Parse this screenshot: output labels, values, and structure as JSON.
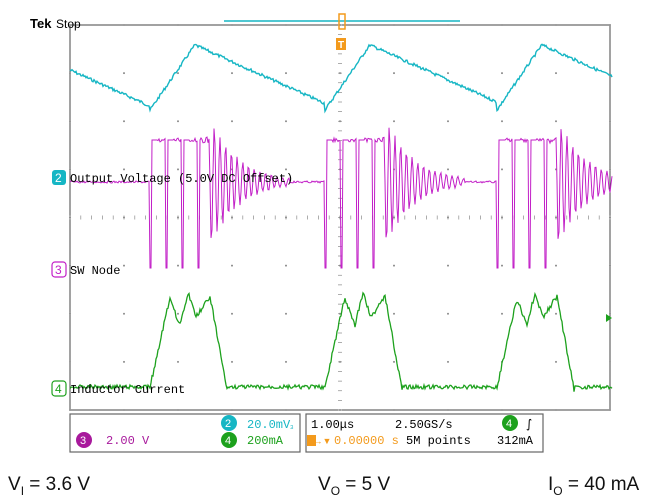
{
  "header": {
    "brand": "Tek",
    "state": "Stop"
  },
  "trigger": {
    "marker": "T"
  },
  "traces": {
    "output": {
      "ch": "2",
      "label": "Output Voltage (5.0V DC Offset)",
      "color": "#16b6c4"
    },
    "sw": {
      "ch": "3",
      "label": "SW Node",
      "color": "#c21fc7"
    },
    "current": {
      "ch": "4",
      "label": "Inductor Current",
      "color": "#1da11d"
    }
  },
  "readout": {
    "ch2": {
      "num": "2",
      "scale": "20.0mV",
      "suffix": "₃"
    },
    "ch3": {
      "num": "3",
      "scale": "2.00 V"
    },
    "ch4": {
      "num": "4",
      "scale": "200mA"
    },
    "time": {
      "div": "1.00μs",
      "rate": "2.50GS/s",
      "pos": "0.00000 s",
      "points": "5M points",
      "pos_prefix": "T→▼"
    },
    "trig": {
      "ch": "4",
      "level": "312mA",
      "slope": "∫"
    }
  },
  "caption": {
    "vi": {
      "sym": "V",
      "sub": "I",
      "val": " = 3.6 V"
    },
    "vo": {
      "sym": "V",
      "sub": "O",
      "val": " = 5 V"
    },
    "io": {
      "sym": "I",
      "sub": "O",
      "val": " = 40 mA"
    }
  },
  "colors": {
    "ch2": "#16b6c4",
    "ch3": "#c21fc7",
    "ch4": "#1da11d",
    "trigger": "#f39a1c",
    "grid": "#6c6c6c"
  }
}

▶ _Short problem_
The records above are to be reproduced exactly; the pictures are to be left out.

▶ _The response_
Parse this screenshot: output labels, values, and structure as JSON.
{
  "header": {
    "brand": "Tek",
    "state": "Stop"
  },
  "trigger": {
    "marker": "T"
  },
  "traces": {
    "output": {
      "ch": "2",
      "label": "Output Voltage (5.0V DC Offset)",
      "color": "#16b6c4"
    },
    "sw": {
      "ch": "3",
      "label": "SW Node",
      "color": "#c21fc7"
    },
    "current": {
      "ch": "4",
      "label": "Inductor Current",
      "color": "#1da11d"
    }
  },
  "readout": {
    "ch2": {
      "num": "2",
      "scale": "20.0mV",
      "suffix": "₃"
    },
    "ch3": {
      "num": "3",
      "scale": "2.00 V"
    },
    "ch4": {
      "num": "4",
      "scale": "200mA"
    },
    "time": {
      "div": "1.00μs",
      "rate": "2.50GS/s",
      "pos": "0.00000 s",
      "points": "5M points",
      "pos_prefix": "T→▼"
    },
    "trig": {
      "ch": "4",
      "level": "312mA",
      "slope": "∫"
    }
  },
  "caption": {
    "vi": {
      "sym": "V",
      "sub": "I",
      "val": " = 3.6 V"
    },
    "vo": {
      "sym": "V",
      "sub": "O",
      "val": " = 5 V"
    },
    "io": {
      "sym": "I",
      "sub": "O",
      "val": " = 40 mA"
    }
  },
  "colors": {
    "ch2": "#16b6c4",
    "ch3": "#c21fc7",
    "ch4": "#1da11d",
    "trigger": "#f39a1c",
    "grid": "#6c6c6c"
  }
}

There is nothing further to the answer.